— START DATA SECTION —

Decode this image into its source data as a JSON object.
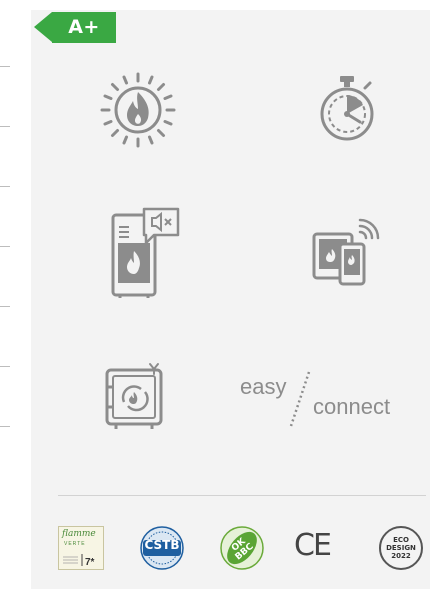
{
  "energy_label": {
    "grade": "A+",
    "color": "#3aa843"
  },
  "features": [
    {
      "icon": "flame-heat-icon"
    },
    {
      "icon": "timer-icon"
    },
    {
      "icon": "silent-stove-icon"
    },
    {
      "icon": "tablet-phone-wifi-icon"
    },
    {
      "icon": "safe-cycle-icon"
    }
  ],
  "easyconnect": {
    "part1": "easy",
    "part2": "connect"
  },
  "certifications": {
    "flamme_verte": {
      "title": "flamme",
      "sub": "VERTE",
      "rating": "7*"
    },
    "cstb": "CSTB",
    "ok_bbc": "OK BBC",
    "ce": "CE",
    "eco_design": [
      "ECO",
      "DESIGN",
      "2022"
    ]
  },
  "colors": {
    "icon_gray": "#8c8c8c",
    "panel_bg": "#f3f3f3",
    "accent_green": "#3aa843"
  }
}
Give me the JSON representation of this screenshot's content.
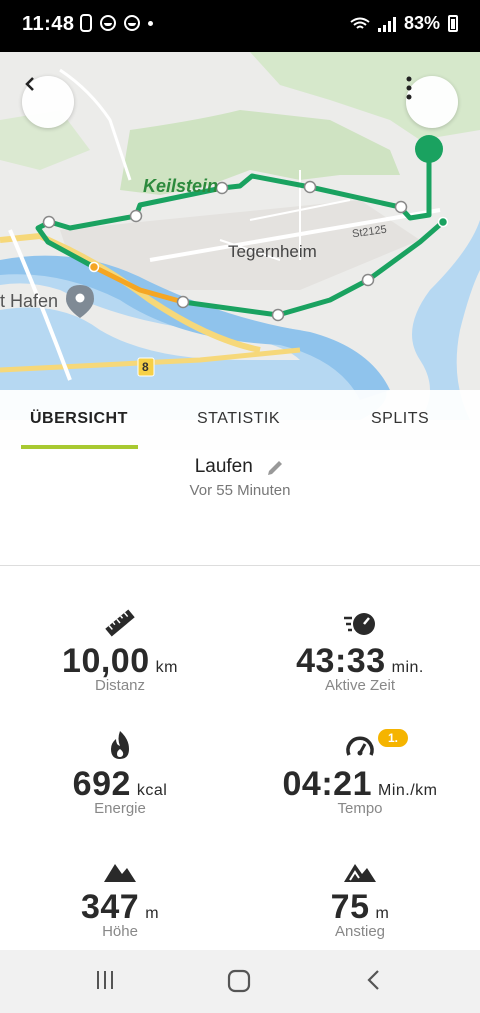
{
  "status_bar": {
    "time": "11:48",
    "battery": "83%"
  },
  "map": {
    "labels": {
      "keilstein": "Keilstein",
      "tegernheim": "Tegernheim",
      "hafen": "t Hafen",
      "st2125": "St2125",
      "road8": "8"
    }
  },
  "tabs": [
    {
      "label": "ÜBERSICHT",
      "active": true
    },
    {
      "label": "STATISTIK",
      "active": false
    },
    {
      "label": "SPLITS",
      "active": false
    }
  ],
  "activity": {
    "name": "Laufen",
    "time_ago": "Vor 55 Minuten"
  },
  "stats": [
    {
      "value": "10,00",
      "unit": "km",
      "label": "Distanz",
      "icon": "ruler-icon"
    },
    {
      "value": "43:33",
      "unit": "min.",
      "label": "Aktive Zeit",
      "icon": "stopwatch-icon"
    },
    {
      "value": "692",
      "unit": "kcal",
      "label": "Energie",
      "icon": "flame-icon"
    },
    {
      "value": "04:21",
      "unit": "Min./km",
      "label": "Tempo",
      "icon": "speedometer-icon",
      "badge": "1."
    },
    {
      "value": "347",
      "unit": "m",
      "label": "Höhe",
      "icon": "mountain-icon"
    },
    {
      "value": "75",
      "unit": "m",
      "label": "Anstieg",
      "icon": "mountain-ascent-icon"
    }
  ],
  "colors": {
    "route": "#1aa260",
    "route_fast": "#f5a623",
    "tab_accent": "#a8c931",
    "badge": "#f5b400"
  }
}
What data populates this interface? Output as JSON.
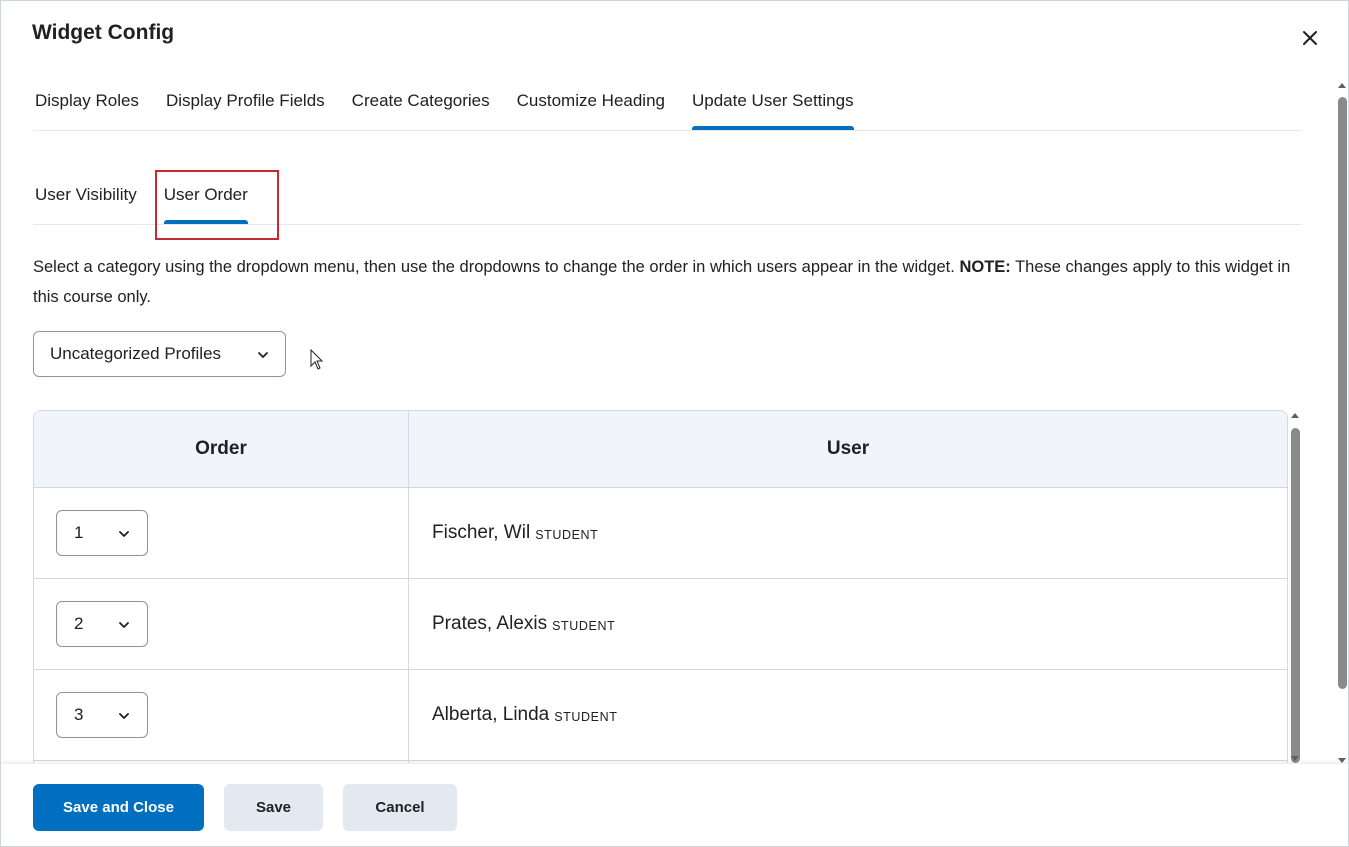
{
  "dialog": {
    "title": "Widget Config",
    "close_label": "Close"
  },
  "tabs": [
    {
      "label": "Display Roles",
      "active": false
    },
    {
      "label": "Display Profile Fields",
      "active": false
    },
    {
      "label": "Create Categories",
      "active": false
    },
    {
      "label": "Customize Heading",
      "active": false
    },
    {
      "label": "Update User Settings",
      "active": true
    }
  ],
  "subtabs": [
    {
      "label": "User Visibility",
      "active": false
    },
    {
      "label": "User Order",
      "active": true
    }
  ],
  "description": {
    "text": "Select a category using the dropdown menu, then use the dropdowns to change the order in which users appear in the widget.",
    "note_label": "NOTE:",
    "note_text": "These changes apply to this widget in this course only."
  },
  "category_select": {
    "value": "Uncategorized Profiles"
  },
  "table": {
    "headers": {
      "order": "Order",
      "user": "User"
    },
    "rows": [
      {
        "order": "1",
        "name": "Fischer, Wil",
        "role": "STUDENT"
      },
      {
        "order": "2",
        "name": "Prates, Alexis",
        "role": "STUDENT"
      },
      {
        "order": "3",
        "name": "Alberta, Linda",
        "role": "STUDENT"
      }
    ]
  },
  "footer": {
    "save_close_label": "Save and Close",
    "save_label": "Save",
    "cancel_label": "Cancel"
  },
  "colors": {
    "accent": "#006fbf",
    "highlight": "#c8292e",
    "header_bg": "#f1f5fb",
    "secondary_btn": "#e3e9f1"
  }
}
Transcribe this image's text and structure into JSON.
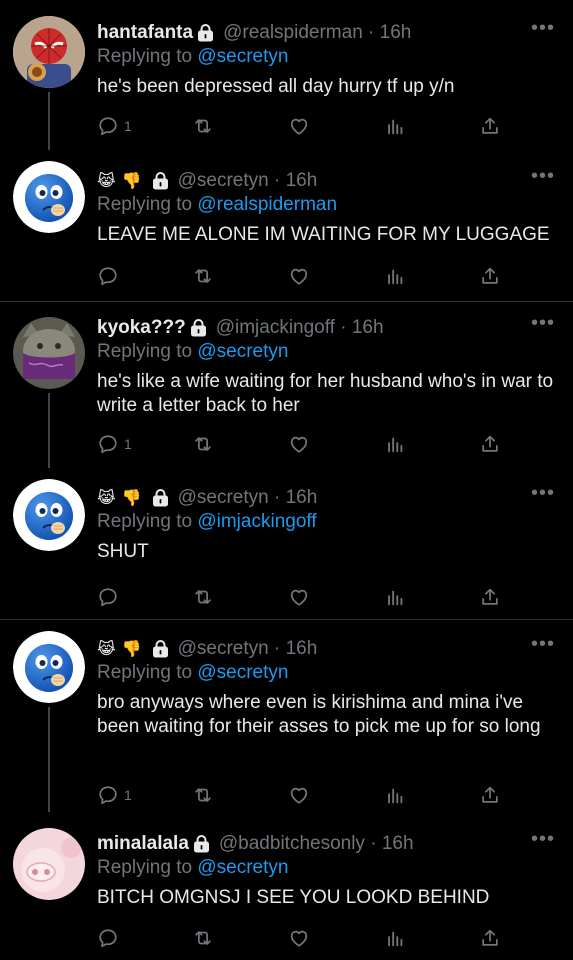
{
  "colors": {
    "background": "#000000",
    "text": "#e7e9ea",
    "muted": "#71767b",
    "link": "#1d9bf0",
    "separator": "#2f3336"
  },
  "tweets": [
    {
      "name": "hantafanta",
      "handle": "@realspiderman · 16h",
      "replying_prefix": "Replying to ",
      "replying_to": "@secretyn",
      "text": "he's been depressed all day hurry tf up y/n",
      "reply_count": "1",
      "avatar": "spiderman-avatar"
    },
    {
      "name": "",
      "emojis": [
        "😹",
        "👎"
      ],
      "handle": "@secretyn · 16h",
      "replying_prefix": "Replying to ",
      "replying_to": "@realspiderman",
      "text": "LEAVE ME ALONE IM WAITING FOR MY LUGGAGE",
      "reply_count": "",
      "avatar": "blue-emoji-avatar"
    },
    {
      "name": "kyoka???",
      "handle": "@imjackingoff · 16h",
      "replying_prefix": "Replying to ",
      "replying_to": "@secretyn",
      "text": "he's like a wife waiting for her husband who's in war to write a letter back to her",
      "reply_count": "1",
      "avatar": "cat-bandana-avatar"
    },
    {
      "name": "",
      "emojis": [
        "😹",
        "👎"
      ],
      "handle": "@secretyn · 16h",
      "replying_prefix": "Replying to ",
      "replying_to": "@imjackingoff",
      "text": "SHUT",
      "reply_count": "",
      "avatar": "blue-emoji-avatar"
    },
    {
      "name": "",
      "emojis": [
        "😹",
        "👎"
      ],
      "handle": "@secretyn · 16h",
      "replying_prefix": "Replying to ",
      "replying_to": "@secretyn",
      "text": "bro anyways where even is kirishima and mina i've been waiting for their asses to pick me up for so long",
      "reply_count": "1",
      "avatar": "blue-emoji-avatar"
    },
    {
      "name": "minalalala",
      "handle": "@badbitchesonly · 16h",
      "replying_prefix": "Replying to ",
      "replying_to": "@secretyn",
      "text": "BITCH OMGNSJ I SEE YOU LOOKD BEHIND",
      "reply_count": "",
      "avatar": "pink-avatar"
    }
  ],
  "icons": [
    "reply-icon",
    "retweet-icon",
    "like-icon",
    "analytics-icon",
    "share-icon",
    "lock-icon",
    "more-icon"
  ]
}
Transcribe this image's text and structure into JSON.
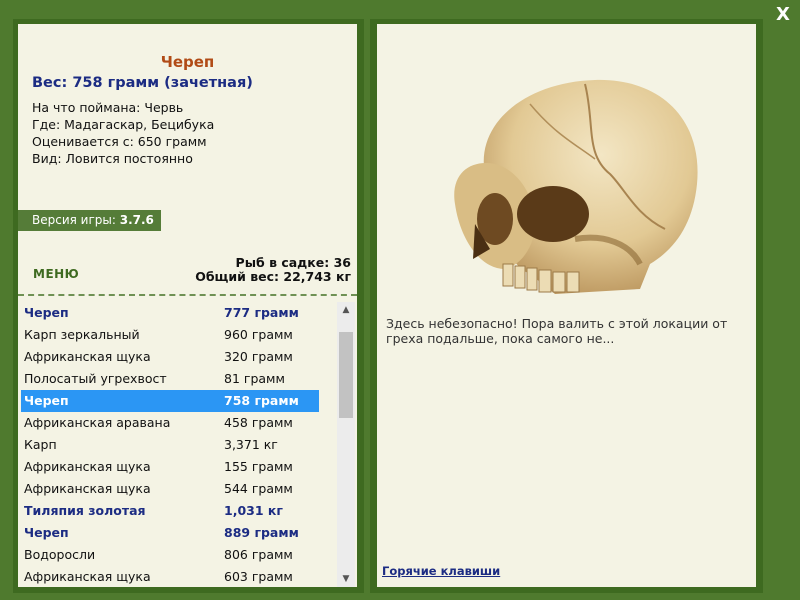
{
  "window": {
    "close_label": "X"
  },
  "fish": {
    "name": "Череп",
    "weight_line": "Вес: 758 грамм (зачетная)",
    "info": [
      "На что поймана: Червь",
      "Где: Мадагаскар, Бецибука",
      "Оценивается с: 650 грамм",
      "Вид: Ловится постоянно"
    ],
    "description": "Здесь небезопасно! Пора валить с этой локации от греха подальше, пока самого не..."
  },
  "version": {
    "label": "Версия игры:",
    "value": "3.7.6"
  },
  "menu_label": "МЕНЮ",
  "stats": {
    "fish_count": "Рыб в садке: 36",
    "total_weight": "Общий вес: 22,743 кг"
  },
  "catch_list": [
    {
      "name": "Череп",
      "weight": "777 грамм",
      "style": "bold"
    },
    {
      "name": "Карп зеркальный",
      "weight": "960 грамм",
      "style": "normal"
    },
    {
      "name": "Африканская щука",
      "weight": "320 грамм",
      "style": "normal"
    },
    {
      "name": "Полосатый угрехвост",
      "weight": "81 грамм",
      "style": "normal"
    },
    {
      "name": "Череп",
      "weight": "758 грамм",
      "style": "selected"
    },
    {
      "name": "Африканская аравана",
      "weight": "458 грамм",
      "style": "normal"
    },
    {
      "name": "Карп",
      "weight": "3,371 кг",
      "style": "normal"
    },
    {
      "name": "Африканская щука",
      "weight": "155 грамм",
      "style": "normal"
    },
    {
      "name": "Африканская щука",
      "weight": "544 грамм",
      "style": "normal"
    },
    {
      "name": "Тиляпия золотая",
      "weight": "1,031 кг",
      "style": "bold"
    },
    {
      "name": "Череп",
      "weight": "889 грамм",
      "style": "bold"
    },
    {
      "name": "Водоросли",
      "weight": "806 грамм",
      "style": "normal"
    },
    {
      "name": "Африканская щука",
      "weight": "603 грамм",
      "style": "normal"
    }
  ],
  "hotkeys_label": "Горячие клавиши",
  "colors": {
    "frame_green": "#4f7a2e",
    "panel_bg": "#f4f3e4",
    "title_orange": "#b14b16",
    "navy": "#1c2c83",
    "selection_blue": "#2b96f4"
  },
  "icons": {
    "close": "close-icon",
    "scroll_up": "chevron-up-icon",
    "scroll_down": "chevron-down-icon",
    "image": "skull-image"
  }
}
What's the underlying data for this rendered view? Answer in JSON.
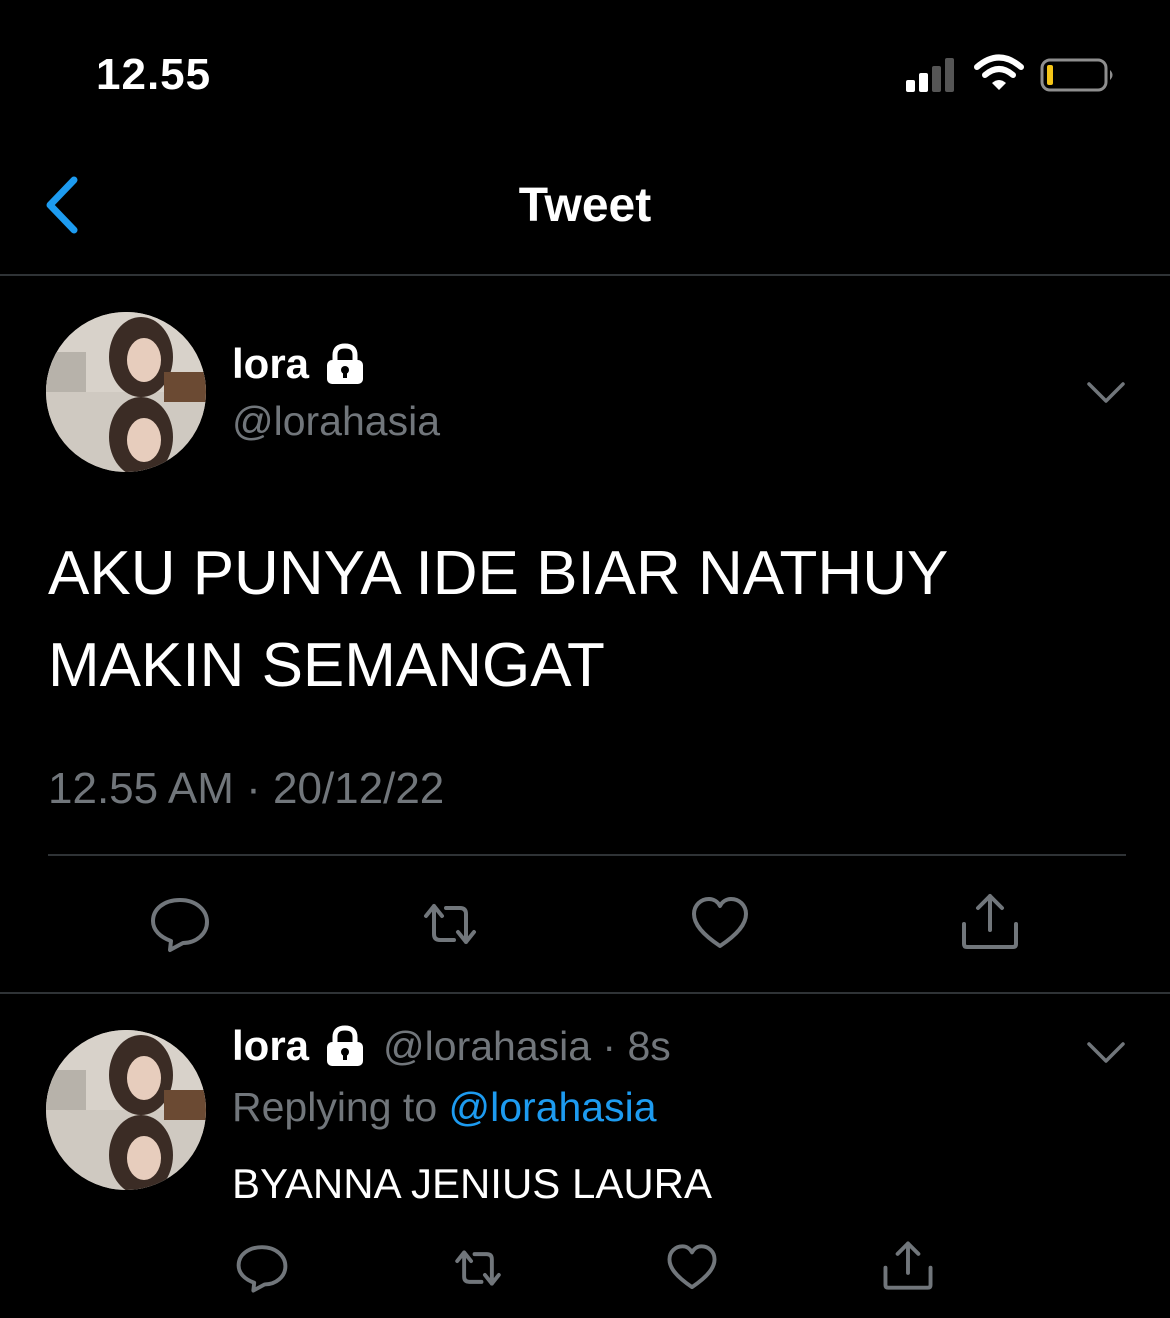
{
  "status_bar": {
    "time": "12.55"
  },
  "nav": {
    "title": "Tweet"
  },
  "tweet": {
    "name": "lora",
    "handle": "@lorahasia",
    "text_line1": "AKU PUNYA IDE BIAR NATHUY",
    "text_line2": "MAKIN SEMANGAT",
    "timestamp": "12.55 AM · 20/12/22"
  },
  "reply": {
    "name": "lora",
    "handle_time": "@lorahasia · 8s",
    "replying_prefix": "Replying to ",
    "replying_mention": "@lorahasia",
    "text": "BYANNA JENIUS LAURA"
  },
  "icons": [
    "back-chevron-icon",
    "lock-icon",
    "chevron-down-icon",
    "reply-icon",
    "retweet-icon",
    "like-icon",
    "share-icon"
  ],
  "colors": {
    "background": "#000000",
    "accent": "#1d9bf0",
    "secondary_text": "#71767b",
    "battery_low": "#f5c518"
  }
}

— END DATA SECTION —

WORK REQUIRED:
Print the lines from the one that contains "What's the underlying" through the last line of the data, exactly and in full, and no other lines. Pictures are not part of the copy.

EXERCISE SOLUTION:
What's the underlying data for this rendered view? Answer in JSON.
{
  "status_bar": {
    "time": "12.55"
  },
  "nav": {
    "title": "Tweet"
  },
  "tweet": {
    "name": "lora",
    "handle": "@lorahasia",
    "text_line1": "AKU PUNYA IDE BIAR NATHUY",
    "text_line2": "MAKIN SEMANGAT",
    "timestamp": "12.55 AM · 20/12/22"
  },
  "reply": {
    "name": "lora",
    "handle_time": "@lorahasia · 8s",
    "replying_prefix": "Replying to ",
    "replying_mention": "@lorahasia",
    "text": "BYANNA JENIUS LAURA"
  },
  "icons": [
    "back-chevron-icon",
    "lock-icon",
    "chevron-down-icon",
    "reply-icon",
    "retweet-icon",
    "like-icon",
    "share-icon"
  ],
  "colors": {
    "background": "#000000",
    "accent": "#1d9bf0",
    "secondary_text": "#71767b",
    "battery_low": "#f5c518"
  }
}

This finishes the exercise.